# Data section
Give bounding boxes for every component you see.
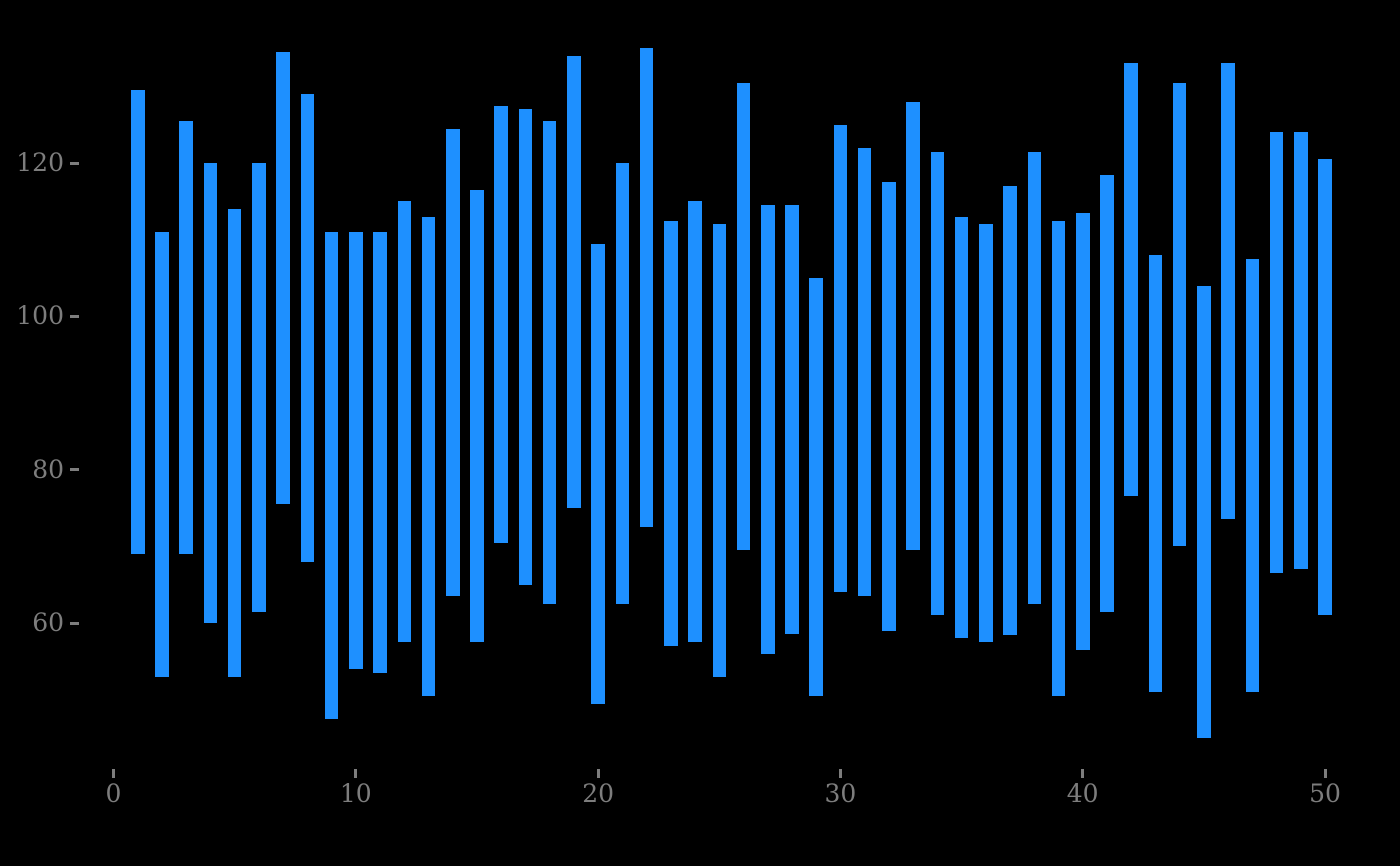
range-bar <box>591 243 605 704</box>
y-tick-mark <box>70 621 79 625</box>
range-bar <box>664 220 678 646</box>
y-tick-label: 80 <box>32 454 64 484</box>
range-bar <box>809 278 823 696</box>
range-bar <box>1318 159 1332 616</box>
x-tick-mark <box>838 769 842 778</box>
range-bar <box>954 216 969 639</box>
range-bar <box>446 128 460 597</box>
range-bar <box>1245 258 1260 692</box>
range-bar <box>542 120 557 604</box>
range-bar <box>179 120 193 554</box>
range-bar <box>1221 63 1235 520</box>
x-tick-mark <box>1081 769 1085 778</box>
y-tick-mark <box>70 468 79 472</box>
y-tick-label: 120 <box>16 148 64 177</box>
range-bar <box>227 209 242 677</box>
range-bar <box>373 232 387 673</box>
range-bar <box>518 109 533 585</box>
range-bar <box>1148 255 1163 692</box>
range-bar <box>979 224 993 643</box>
range-bar <box>906 101 920 551</box>
range-bar <box>567 55 581 508</box>
range-bar <box>833 124 848 593</box>
range-bar <box>688 201 702 643</box>
range-bar <box>1269 132 1284 574</box>
range-bar <box>324 232 339 719</box>
range-bar <box>1172 82 1187 547</box>
x-tick-label: 40 <box>1066 779 1099 808</box>
y-tick-label: 60 <box>32 608 64 637</box>
x-tick-mark <box>1323 769 1327 778</box>
range-bar <box>1197 285 1211 738</box>
range-bar <box>397 201 411 643</box>
x-tick-label: 10 <box>339 779 372 808</box>
x-tick-label: 0 <box>105 779 122 808</box>
range-bar <box>857 147 872 597</box>
range-bar <box>1076 212 1090 650</box>
range-bar <box>712 224 726 677</box>
range-bar <box>1003 186 1017 635</box>
range-bar <box>1124 63 1138 497</box>
range-bar <box>882 182 896 631</box>
x-tick-mark <box>596 769 600 778</box>
range-bar <box>930 151 945 616</box>
range-bar <box>203 163 218 623</box>
range-bar <box>761 205 775 654</box>
range-bar <box>1051 220 1066 696</box>
range-bar <box>736 82 751 551</box>
range-bar <box>1027 151 1041 604</box>
range-bar <box>639 48 654 528</box>
range-bar <box>1294 132 1308 570</box>
range-bar <box>276 51 290 505</box>
range-bar <box>470 189 484 643</box>
y-tick-mark <box>70 314 79 318</box>
range-bar <box>155 232 169 677</box>
range-bar <box>349 232 363 669</box>
x-tick-label: 30 <box>824 779 857 808</box>
x-tick-label: 20 <box>582 779 614 808</box>
range-bar <box>421 216 436 696</box>
x-tick-mark <box>354 769 358 778</box>
range-bar <box>615 163 630 604</box>
range-bar <box>785 205 799 635</box>
range-bar <box>252 163 266 612</box>
range-bar <box>131 90 145 554</box>
range-bar <box>494 105 508 543</box>
range-bar <box>300 94 315 562</box>
x-tick-label: 50 <box>1309 779 1341 808</box>
y-tick-mark <box>70 161 79 165</box>
y-tick-label: 100 <box>16 301 64 331</box>
x-tick-mark <box>112 769 115 778</box>
range-bar <box>1100 174 1114 612</box>
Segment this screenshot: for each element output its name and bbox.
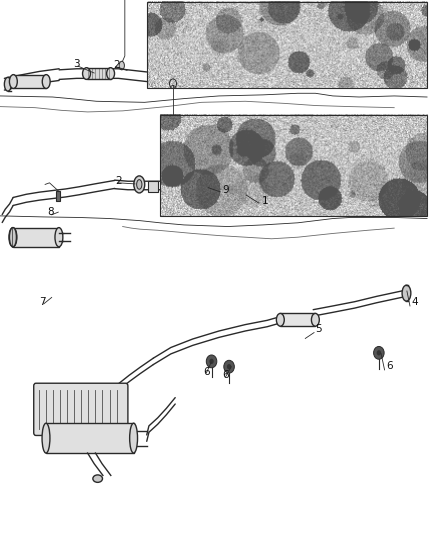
Text: 8: 8 — [47, 207, 54, 217]
Circle shape — [377, 350, 381, 356]
Ellipse shape — [93, 475, 102, 482]
Text: 2: 2 — [113, 60, 120, 70]
Ellipse shape — [119, 61, 124, 70]
Ellipse shape — [276, 313, 284, 326]
Text: 2: 2 — [115, 176, 122, 186]
Text: 4: 4 — [412, 297, 418, 307]
Text: 1: 1 — [262, 196, 268, 206]
Circle shape — [224, 360, 234, 373]
Bar — [280, 313, 315, 326]
Ellipse shape — [42, 423, 50, 453]
Text: 3: 3 — [73, 59, 80, 69]
Text: 6: 6 — [203, 367, 210, 377]
Text: 5: 5 — [315, 324, 322, 334]
Text: 7: 7 — [39, 297, 46, 307]
Ellipse shape — [9, 228, 17, 247]
Text: 6: 6 — [223, 370, 229, 381]
Circle shape — [209, 359, 214, 364]
Ellipse shape — [42, 75, 50, 88]
Circle shape — [227, 364, 231, 369]
Ellipse shape — [4, 77, 11, 91]
Text: 6: 6 — [386, 361, 393, 371]
Ellipse shape — [130, 423, 138, 453]
Ellipse shape — [107, 68, 114, 79]
Bar — [160, 115, 427, 216]
Ellipse shape — [137, 180, 142, 189]
Bar — [148, 181, 158, 192]
Ellipse shape — [311, 313, 319, 326]
Circle shape — [374, 346, 384, 359]
Bar — [56, 191, 60, 201]
Text: 9: 9 — [222, 185, 229, 195]
Ellipse shape — [55, 228, 63, 247]
Bar — [13, 228, 59, 247]
Bar — [147, 2, 427, 88]
FancyBboxPatch shape — [34, 383, 128, 435]
Bar — [14, 75, 46, 88]
Bar — [46, 423, 134, 453]
Bar — [87, 68, 110, 79]
Ellipse shape — [402, 285, 411, 301]
Ellipse shape — [83, 68, 90, 79]
Ellipse shape — [10, 228, 17, 247]
Ellipse shape — [134, 176, 145, 193]
Ellipse shape — [10, 75, 18, 88]
Circle shape — [206, 355, 217, 368]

# Task statement
Put the rows from the one containing "Text: 8: 8 — [47, 207, 54, 217]" through the one containing "Text: 4: 4 — [412, 297, 418, 307]", both included, into a numbered list, leaving out any blank lines.

# Solution below
1. Text: 8: 8 — [47, 207, 54, 217]
2. Circle shape — [377, 350, 381, 356]
3. Ellipse shape — [93, 475, 102, 482]
4. Text: 2: 2 — [113, 60, 120, 70]
5. Ellipse shape — [119, 61, 124, 70]
6. Ellipse shape — [276, 313, 284, 326]
7. Text: 2: 2 — [115, 176, 122, 186]
8. Text: 4: 4 — [412, 297, 418, 307]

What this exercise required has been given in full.